— Request —
Collect all lines containing the word "JSON" from the data.
─── Information provided ───
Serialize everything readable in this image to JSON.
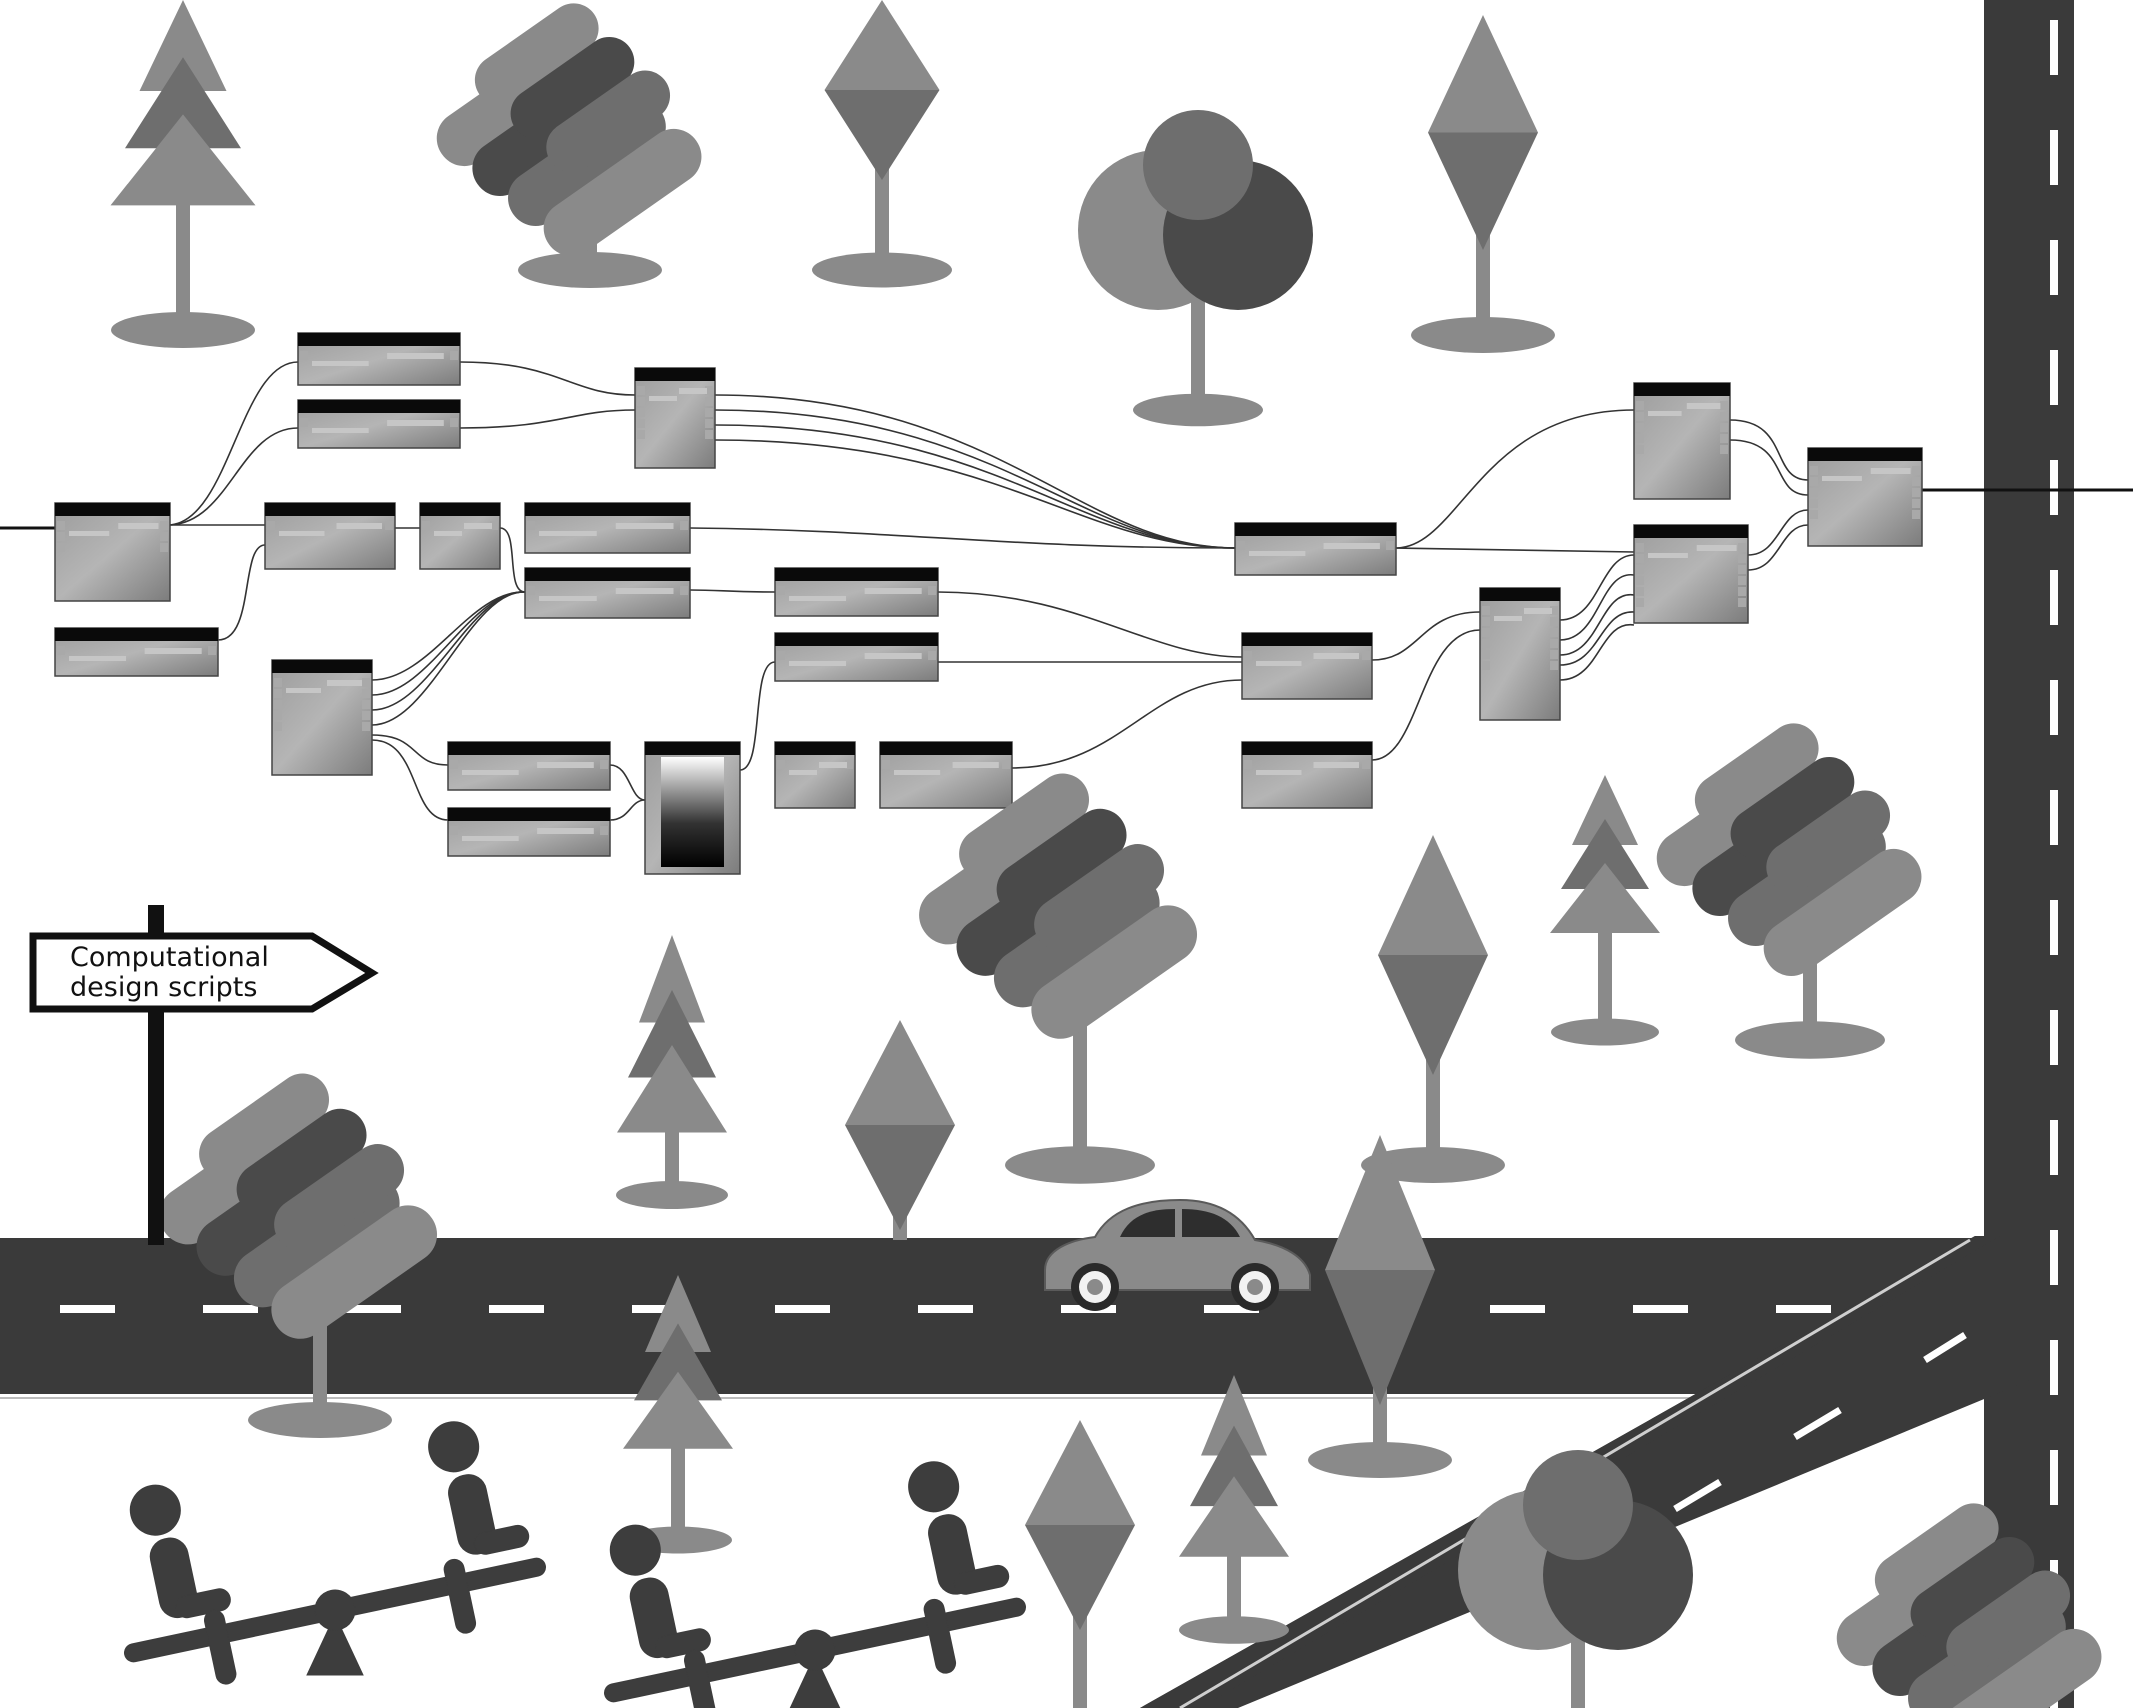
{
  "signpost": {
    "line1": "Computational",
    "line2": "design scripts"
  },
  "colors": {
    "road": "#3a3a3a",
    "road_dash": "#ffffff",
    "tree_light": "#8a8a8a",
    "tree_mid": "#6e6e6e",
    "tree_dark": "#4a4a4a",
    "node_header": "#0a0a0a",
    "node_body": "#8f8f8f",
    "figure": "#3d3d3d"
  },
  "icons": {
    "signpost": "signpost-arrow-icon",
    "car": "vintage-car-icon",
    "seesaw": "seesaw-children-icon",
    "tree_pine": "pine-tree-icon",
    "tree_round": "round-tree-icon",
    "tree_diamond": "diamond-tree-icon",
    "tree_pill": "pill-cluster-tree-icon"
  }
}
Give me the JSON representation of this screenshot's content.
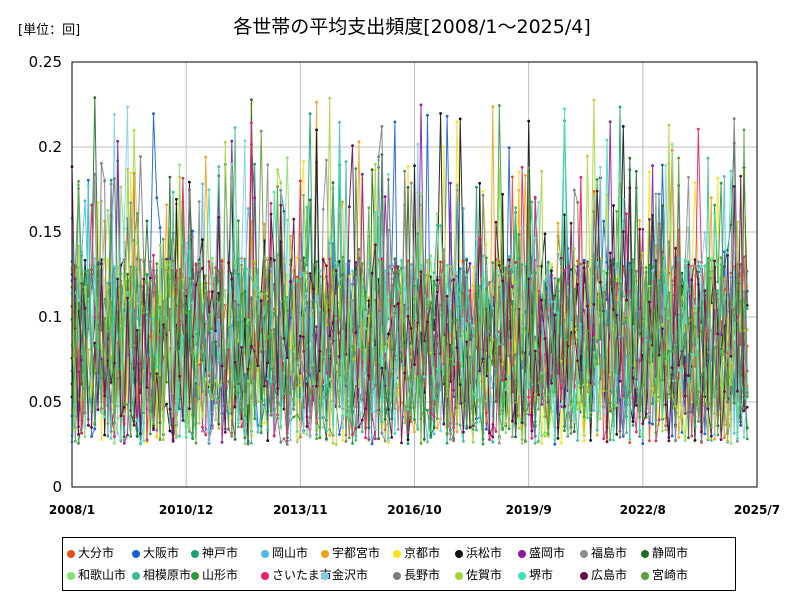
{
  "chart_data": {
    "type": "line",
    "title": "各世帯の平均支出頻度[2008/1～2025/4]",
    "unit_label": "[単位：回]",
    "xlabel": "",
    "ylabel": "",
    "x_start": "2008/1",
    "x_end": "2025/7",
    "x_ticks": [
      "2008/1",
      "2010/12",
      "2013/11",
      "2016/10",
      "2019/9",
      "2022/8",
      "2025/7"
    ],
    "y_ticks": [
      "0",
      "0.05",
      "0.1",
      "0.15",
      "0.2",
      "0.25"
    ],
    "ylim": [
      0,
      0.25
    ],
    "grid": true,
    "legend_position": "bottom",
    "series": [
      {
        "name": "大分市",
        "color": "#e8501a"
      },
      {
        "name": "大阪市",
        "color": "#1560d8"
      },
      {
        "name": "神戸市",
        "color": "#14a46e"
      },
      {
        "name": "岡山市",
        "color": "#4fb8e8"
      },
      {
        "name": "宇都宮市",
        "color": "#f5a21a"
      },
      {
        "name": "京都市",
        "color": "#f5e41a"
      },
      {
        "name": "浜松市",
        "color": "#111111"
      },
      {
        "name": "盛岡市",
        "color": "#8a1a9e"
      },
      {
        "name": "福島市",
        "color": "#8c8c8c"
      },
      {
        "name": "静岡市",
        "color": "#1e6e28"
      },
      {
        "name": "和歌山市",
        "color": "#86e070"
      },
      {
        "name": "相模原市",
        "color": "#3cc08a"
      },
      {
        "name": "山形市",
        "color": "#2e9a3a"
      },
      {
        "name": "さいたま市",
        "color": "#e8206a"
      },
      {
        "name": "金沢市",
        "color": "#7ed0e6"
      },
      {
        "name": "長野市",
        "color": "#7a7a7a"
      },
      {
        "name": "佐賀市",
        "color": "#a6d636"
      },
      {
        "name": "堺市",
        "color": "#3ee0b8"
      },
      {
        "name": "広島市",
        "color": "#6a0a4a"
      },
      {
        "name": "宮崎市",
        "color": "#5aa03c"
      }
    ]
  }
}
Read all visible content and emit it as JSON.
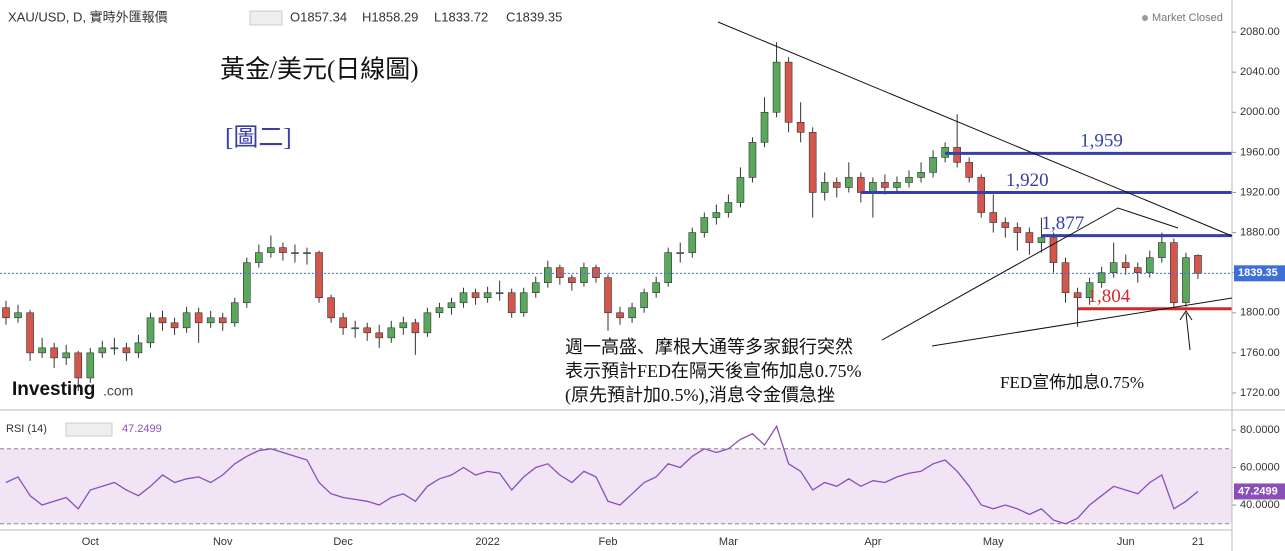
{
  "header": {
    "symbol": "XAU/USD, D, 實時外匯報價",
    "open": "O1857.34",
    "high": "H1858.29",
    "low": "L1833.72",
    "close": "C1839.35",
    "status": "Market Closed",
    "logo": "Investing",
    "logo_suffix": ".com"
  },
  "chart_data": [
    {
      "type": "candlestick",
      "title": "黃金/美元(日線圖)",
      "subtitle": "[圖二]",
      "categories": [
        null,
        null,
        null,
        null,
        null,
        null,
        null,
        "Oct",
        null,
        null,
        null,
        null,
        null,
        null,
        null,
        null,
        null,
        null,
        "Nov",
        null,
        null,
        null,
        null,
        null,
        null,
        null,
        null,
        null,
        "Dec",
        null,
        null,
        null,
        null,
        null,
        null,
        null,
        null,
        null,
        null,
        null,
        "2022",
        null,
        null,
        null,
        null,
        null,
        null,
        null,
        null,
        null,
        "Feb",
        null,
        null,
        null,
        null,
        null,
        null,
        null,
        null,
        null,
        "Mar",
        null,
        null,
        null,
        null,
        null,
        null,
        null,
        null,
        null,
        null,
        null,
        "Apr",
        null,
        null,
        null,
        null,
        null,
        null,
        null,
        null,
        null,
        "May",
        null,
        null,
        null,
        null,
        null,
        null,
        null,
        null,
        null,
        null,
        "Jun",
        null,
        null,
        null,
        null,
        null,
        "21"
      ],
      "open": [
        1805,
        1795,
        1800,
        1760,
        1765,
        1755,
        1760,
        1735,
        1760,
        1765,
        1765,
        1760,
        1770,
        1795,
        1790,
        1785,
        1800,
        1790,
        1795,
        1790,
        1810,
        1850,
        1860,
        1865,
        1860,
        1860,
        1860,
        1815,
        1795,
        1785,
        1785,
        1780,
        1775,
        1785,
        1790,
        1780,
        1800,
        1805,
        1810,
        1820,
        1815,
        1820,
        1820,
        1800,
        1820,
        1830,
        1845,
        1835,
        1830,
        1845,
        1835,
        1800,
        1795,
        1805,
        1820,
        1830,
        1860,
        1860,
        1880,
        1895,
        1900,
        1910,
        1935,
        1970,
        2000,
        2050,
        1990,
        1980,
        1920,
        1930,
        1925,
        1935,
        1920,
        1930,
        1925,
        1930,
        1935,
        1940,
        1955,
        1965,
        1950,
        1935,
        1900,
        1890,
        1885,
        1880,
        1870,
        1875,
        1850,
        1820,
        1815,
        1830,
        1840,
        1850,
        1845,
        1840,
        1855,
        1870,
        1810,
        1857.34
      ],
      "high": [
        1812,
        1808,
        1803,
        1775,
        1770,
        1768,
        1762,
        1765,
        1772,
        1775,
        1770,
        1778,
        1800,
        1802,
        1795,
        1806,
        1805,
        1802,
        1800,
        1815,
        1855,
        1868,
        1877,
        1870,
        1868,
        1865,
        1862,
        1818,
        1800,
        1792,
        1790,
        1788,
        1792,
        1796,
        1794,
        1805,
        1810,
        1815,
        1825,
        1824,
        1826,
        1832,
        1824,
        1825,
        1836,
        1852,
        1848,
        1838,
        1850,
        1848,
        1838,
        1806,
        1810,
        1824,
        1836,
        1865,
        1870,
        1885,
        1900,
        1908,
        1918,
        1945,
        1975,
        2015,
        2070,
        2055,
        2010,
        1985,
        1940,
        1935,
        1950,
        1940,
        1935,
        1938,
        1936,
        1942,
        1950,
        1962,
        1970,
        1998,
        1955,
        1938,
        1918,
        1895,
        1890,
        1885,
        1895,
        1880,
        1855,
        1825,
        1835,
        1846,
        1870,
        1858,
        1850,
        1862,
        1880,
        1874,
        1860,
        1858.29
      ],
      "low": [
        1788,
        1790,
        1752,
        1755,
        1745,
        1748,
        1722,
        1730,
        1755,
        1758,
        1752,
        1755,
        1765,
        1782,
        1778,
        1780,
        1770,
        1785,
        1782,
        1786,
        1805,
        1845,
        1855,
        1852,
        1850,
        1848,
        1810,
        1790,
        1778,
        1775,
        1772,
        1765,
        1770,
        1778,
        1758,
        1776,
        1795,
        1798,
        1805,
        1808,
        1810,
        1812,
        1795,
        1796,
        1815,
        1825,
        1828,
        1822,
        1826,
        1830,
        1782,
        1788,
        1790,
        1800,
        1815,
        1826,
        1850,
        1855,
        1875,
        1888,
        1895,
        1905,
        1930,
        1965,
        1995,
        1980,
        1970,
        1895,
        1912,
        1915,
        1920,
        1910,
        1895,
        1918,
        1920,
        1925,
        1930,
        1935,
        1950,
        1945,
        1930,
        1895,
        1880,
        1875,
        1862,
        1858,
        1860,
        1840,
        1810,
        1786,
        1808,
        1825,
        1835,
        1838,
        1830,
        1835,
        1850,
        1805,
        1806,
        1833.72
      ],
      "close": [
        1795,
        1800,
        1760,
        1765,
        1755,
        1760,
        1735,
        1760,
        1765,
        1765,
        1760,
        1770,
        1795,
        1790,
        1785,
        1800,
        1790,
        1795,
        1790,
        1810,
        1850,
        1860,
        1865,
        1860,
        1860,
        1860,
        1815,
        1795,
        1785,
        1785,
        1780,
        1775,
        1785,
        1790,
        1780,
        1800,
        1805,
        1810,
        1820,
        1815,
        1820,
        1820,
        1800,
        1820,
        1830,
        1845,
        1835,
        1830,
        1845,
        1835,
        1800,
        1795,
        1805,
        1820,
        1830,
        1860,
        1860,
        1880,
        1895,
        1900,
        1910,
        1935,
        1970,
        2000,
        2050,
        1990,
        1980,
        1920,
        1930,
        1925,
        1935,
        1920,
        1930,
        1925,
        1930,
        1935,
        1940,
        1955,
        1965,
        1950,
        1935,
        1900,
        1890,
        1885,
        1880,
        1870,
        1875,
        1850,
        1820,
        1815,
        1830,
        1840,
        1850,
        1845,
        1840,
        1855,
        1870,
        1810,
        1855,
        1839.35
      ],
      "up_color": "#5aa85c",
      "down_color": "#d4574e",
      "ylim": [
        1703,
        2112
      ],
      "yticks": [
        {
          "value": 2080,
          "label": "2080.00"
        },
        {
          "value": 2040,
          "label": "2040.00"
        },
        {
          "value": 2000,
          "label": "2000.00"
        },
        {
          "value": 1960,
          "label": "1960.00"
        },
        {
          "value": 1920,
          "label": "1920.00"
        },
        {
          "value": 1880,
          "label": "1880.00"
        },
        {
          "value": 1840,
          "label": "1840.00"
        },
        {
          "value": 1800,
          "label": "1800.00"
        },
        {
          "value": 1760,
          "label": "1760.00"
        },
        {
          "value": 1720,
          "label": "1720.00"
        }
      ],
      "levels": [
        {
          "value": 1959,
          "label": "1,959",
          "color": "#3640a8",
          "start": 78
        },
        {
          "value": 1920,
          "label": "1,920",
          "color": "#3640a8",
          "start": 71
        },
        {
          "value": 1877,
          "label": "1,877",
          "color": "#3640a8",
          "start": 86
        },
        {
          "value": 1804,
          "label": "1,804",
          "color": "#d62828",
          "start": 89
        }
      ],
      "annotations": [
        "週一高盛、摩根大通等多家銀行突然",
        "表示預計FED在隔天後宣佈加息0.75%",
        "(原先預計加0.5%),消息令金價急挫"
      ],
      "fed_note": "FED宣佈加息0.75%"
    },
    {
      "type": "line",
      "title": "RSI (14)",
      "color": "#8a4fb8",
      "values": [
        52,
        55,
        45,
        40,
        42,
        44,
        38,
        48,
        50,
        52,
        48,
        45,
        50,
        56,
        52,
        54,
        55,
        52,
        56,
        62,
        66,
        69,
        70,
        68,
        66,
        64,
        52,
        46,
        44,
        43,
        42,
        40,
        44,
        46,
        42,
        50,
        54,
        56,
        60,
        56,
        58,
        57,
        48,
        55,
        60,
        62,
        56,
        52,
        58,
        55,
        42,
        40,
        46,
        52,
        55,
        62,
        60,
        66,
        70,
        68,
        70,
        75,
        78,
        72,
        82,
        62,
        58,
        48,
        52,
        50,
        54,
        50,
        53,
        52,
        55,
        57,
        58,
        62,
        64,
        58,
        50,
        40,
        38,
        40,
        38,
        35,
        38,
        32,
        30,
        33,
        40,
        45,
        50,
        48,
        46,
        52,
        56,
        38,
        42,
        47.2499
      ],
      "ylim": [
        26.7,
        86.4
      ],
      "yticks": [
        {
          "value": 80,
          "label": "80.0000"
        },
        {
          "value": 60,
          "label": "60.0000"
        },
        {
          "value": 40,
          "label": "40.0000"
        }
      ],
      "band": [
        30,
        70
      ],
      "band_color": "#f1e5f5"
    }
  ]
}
───
— Solved exercise —
Serialize everything readable in this image to JSON.
Give me the JSON representation of this screenshot's content.
Read all visible content and emit it as JSON.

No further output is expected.